──────── Supplied material ────────

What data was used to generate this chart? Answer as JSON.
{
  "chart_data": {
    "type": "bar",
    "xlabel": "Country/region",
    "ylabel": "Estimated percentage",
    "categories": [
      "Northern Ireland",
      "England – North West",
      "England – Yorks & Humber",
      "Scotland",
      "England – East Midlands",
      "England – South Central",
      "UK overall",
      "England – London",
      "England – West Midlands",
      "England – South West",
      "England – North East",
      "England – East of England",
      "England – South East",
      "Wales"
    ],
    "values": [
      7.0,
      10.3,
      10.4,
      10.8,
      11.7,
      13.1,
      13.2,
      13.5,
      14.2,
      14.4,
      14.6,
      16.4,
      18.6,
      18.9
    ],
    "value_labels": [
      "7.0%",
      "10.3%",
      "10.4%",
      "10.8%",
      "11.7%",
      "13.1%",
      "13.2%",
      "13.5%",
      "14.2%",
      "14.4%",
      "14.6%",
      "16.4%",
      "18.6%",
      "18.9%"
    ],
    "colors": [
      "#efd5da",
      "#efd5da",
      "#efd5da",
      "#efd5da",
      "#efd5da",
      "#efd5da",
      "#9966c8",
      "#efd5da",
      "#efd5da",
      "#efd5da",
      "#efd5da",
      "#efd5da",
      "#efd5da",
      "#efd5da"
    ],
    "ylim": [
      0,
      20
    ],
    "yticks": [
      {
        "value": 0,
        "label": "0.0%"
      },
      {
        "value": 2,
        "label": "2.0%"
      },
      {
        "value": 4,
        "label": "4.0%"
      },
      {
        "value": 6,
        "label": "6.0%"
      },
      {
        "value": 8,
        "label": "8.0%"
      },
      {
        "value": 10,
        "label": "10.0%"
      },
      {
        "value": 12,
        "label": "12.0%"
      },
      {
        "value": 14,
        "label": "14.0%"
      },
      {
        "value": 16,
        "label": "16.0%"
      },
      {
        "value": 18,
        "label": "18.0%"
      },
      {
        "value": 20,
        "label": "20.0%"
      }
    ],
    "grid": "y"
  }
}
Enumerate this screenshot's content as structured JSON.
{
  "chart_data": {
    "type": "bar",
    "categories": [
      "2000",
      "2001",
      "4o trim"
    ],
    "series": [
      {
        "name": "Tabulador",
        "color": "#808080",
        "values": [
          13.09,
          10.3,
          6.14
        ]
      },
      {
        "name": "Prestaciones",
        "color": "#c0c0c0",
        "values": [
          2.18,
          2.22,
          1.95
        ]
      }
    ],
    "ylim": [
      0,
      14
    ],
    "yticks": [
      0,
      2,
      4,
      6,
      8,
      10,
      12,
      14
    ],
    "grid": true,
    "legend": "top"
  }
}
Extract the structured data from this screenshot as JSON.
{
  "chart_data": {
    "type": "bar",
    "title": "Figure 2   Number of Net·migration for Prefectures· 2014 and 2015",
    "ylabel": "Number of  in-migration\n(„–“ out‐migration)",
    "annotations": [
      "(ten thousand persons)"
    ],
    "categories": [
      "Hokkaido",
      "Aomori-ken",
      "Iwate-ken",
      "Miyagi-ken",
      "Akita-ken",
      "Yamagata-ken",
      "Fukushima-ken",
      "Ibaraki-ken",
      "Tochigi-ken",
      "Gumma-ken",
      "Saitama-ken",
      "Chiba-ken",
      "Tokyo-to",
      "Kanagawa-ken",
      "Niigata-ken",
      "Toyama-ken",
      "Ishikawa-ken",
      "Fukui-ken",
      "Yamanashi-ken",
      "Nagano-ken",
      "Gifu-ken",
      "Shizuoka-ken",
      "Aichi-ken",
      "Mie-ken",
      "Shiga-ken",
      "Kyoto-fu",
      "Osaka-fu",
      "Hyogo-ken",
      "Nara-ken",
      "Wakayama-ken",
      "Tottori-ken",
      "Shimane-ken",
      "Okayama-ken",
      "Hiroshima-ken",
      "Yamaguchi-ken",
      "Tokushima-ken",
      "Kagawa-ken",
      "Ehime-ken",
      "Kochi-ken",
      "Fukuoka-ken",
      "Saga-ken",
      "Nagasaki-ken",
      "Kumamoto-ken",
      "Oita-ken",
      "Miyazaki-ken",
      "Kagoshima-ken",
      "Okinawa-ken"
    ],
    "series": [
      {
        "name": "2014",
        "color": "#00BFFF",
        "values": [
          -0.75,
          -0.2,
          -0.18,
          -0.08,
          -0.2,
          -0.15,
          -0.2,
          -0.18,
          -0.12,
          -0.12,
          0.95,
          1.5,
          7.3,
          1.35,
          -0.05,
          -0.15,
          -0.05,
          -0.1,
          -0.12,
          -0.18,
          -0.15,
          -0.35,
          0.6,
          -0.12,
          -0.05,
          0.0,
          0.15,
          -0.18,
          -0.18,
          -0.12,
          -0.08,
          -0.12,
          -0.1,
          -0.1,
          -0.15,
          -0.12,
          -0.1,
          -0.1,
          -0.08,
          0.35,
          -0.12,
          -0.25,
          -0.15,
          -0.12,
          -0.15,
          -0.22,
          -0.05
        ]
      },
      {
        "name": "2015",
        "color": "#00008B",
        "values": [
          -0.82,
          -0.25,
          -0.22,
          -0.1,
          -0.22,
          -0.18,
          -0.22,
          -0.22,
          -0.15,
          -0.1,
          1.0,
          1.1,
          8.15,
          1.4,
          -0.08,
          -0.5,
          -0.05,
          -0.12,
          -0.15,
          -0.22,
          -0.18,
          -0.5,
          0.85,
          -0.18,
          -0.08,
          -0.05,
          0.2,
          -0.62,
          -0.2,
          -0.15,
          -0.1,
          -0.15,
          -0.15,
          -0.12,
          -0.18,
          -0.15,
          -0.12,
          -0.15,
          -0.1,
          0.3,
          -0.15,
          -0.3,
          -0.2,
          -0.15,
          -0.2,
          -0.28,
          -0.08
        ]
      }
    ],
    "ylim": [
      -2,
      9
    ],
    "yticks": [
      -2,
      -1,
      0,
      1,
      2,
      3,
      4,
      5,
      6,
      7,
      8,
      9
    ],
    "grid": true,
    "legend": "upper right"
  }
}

────────

*Directions for this task*
Using the material above, gather every line that includes "migration".

*Finished answer*
    "title": "Figure 2   Number of Net·migration for Prefectures· 2014 and 2015",
    "ylabel": "Number of  in-migration\n(„–“ out‐migration)",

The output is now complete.